Dataset listings of figures:
::::::::

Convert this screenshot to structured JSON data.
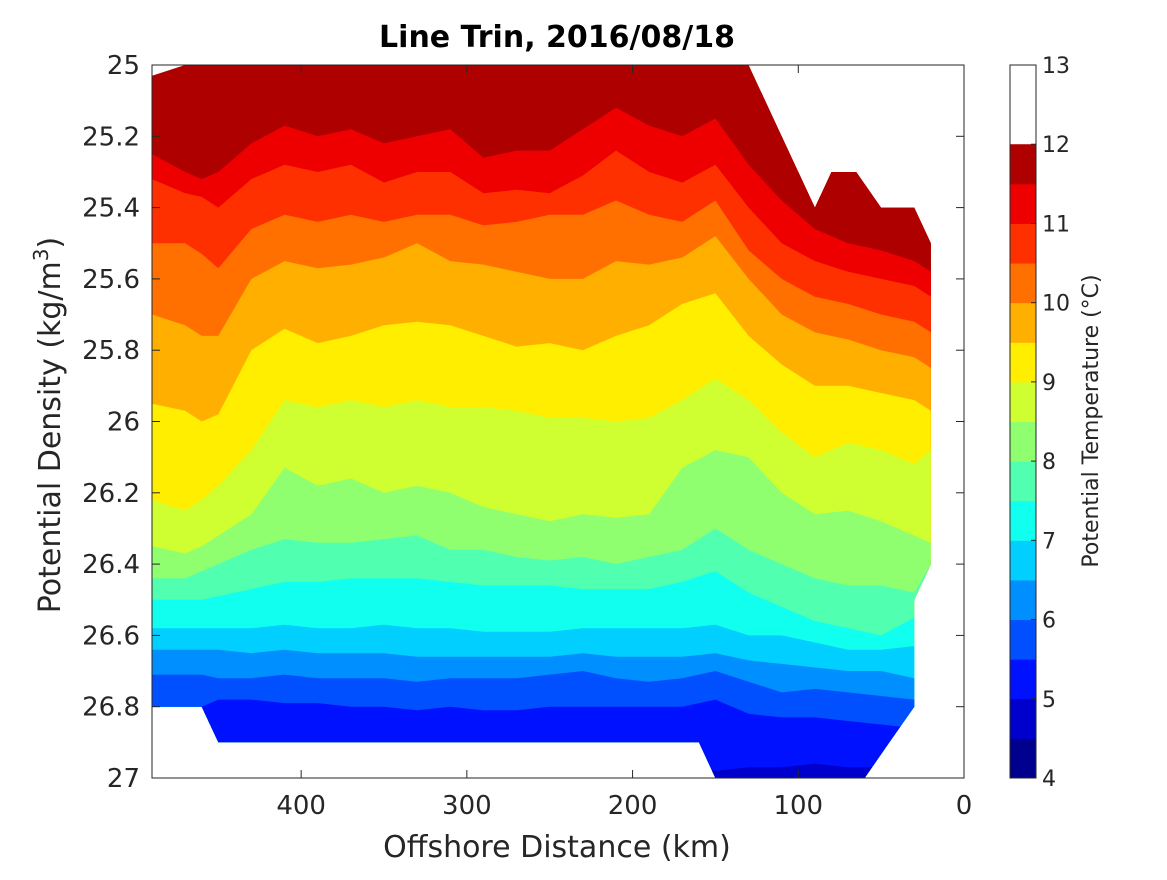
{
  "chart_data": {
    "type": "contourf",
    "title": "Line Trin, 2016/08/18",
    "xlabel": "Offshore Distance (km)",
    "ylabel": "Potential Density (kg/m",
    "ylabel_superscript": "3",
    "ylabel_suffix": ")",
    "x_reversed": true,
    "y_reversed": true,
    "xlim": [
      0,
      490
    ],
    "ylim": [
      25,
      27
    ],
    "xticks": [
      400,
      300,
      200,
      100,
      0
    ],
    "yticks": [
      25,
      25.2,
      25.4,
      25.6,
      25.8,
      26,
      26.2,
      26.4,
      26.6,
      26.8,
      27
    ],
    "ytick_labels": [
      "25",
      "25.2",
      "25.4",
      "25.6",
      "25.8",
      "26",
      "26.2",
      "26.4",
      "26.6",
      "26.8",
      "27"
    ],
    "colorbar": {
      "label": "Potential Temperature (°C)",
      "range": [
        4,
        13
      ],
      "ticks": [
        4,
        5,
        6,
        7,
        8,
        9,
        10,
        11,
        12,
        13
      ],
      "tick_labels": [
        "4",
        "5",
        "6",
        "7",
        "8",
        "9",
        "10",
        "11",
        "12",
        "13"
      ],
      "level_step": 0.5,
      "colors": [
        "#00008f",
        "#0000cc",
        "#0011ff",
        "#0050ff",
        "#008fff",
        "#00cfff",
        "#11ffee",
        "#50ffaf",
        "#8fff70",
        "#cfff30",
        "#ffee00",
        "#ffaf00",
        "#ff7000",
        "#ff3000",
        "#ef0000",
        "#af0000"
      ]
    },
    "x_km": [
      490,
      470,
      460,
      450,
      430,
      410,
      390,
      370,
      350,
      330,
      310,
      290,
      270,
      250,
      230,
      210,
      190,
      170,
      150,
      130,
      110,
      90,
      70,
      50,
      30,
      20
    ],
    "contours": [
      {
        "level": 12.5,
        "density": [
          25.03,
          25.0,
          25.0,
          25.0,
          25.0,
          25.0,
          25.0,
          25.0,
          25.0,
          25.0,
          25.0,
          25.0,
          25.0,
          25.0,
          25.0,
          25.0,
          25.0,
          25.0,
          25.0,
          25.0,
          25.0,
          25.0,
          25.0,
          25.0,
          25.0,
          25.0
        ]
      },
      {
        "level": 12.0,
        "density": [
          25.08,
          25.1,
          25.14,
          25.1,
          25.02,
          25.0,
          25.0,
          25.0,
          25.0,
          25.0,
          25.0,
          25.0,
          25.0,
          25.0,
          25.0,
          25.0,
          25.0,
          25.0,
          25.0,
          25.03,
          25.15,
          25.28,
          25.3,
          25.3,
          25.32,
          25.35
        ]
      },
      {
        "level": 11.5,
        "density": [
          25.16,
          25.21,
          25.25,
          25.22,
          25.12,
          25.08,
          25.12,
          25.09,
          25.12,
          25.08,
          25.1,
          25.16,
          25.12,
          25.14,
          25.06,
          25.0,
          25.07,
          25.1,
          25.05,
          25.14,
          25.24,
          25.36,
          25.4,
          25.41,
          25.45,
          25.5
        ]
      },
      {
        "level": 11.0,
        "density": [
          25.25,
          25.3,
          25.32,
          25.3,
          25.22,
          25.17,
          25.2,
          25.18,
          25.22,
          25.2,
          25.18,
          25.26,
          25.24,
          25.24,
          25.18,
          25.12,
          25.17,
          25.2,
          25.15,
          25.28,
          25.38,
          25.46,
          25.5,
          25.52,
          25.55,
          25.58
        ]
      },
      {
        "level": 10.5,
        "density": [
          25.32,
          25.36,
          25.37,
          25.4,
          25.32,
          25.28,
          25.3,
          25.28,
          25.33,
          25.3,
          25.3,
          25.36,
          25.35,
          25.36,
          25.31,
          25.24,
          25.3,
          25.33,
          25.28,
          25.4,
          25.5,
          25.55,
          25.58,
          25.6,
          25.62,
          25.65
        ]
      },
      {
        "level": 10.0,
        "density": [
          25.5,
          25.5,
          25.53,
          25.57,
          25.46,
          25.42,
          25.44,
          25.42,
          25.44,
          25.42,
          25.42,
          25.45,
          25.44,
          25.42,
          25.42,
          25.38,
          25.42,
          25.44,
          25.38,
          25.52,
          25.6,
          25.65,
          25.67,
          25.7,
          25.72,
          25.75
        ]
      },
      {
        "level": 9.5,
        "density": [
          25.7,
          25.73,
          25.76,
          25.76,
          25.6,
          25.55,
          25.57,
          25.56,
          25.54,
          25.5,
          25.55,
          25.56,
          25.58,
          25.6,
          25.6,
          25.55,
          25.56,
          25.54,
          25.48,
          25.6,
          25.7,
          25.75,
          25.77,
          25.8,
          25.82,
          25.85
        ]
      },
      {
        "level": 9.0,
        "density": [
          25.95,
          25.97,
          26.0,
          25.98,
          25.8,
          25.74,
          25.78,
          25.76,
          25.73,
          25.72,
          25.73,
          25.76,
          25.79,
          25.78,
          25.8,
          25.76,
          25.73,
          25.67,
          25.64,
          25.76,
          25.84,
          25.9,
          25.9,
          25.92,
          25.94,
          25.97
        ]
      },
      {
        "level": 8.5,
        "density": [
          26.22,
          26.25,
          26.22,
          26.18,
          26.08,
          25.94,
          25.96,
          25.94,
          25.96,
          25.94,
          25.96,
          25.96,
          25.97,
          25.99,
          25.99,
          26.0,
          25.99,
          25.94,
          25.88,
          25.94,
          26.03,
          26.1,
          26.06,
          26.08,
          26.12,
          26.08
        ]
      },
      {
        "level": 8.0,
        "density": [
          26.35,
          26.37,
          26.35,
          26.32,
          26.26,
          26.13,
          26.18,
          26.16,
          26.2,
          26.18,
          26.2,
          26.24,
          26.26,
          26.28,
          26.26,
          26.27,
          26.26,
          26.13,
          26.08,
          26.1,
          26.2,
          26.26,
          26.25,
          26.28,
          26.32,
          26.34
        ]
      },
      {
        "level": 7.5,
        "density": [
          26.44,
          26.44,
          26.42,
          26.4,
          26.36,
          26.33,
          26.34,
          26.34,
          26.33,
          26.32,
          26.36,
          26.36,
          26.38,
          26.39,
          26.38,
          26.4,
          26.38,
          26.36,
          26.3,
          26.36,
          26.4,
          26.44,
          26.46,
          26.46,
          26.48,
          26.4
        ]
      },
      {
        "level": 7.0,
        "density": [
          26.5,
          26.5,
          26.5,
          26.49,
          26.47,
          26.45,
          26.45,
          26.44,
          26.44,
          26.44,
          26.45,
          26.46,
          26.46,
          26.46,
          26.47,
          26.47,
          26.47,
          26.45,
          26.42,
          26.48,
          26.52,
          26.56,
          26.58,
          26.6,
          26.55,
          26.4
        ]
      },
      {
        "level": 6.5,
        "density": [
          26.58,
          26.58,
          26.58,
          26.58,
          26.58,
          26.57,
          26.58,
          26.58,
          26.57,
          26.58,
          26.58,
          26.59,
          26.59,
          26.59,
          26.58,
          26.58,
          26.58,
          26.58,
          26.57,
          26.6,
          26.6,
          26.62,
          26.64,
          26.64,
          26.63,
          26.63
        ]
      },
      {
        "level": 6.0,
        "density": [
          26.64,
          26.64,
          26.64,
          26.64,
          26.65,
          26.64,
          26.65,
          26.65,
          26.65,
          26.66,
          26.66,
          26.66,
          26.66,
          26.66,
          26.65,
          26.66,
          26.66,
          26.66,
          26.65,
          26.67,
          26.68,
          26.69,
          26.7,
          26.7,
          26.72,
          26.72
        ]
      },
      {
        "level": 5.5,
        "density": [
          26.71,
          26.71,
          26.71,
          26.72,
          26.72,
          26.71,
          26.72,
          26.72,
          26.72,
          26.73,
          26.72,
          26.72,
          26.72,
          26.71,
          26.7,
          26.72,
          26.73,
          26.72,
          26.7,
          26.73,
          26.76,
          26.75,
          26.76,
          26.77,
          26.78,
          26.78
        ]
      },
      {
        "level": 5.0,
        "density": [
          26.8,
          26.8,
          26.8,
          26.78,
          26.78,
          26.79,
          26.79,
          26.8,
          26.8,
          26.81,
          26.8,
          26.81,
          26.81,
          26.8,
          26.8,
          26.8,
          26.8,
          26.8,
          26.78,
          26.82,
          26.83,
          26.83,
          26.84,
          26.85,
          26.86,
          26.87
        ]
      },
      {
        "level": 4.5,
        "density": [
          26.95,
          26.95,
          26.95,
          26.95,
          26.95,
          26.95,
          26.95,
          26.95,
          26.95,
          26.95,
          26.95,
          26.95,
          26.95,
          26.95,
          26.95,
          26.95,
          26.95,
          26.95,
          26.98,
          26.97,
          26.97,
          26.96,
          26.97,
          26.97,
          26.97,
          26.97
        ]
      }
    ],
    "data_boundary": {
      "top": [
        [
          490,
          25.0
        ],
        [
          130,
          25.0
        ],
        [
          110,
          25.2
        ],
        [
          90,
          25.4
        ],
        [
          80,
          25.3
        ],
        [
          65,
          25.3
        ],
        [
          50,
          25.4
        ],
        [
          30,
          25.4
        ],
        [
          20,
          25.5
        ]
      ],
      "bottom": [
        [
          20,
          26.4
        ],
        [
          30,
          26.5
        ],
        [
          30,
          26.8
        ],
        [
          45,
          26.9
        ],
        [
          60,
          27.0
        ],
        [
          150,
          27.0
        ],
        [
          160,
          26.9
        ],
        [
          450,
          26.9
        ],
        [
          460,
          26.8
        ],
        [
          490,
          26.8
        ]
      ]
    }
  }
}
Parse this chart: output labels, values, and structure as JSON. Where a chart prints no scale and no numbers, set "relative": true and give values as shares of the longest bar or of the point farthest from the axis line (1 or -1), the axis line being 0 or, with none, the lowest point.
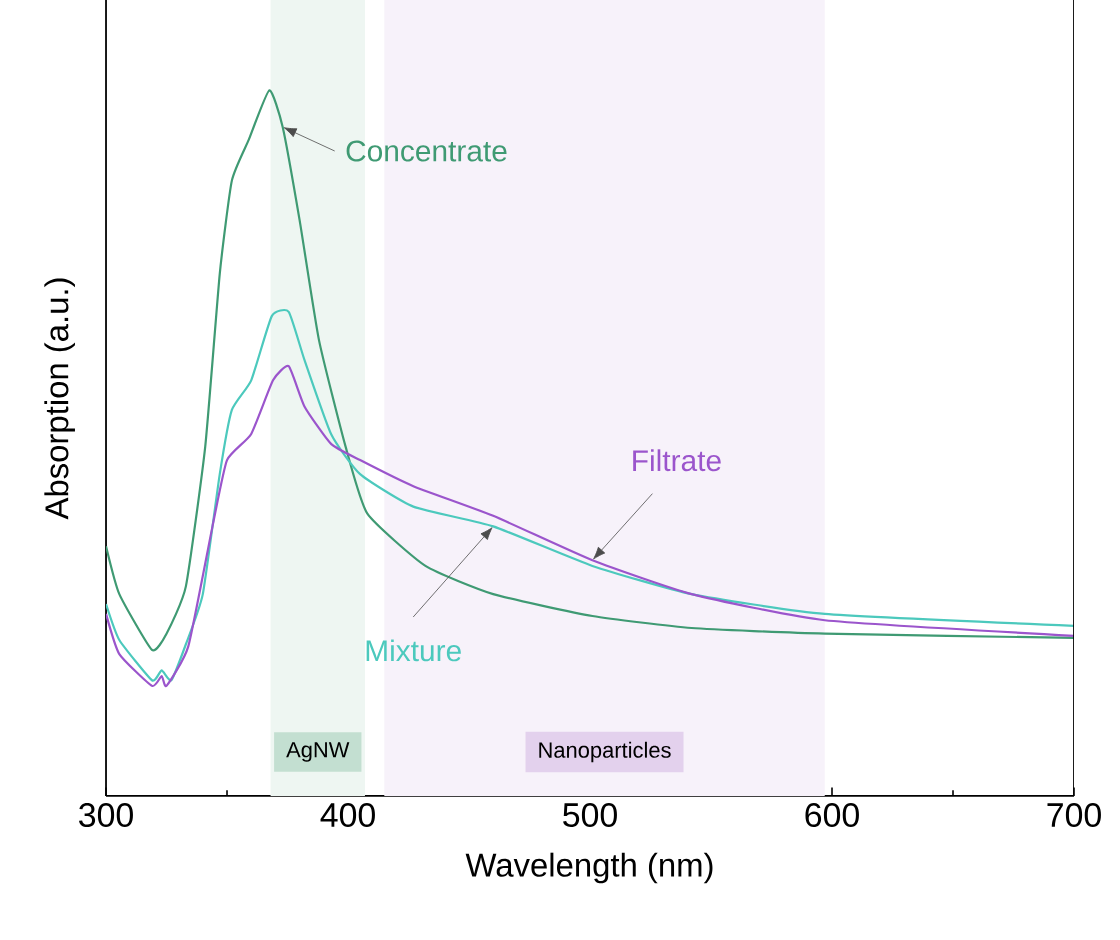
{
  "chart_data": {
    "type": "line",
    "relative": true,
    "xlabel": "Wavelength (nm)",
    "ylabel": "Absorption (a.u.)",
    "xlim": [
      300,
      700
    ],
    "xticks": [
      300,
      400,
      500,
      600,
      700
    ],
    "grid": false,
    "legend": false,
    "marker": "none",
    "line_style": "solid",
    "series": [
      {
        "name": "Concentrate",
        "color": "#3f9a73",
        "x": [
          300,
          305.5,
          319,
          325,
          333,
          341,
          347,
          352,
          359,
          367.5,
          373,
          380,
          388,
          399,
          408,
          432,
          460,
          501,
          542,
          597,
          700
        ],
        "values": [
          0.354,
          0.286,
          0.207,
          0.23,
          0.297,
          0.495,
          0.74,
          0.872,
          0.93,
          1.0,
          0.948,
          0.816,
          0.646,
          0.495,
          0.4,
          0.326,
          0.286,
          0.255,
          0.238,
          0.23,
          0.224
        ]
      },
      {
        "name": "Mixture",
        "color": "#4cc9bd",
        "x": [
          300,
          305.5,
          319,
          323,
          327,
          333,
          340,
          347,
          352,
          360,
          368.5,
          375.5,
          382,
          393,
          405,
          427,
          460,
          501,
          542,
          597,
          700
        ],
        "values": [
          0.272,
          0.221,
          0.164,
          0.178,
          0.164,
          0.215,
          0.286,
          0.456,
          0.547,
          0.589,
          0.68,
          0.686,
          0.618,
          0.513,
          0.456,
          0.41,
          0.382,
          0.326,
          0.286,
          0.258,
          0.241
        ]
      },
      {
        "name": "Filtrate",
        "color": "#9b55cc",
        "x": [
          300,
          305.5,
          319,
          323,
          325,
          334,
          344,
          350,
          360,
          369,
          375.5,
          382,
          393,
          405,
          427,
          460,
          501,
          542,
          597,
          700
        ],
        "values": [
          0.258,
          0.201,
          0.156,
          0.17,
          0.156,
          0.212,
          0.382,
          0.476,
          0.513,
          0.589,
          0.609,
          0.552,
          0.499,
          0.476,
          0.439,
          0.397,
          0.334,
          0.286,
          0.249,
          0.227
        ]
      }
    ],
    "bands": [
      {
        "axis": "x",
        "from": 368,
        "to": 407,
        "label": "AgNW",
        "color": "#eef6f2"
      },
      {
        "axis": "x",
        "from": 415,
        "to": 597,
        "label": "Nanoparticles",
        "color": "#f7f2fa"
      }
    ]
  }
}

::::::::

Take each line of the material that contains the word "none" and list it.

§ Written reply
Parse this chart: output labels, values, and structure as JSON. Where a chart prints no scale and no numbers, set "relative": true and give values as shares of the longest bar or of the point farthest from the axis line (1 or -1), the axis line being 0 or, with none, the lowest point.
    "marker": "none",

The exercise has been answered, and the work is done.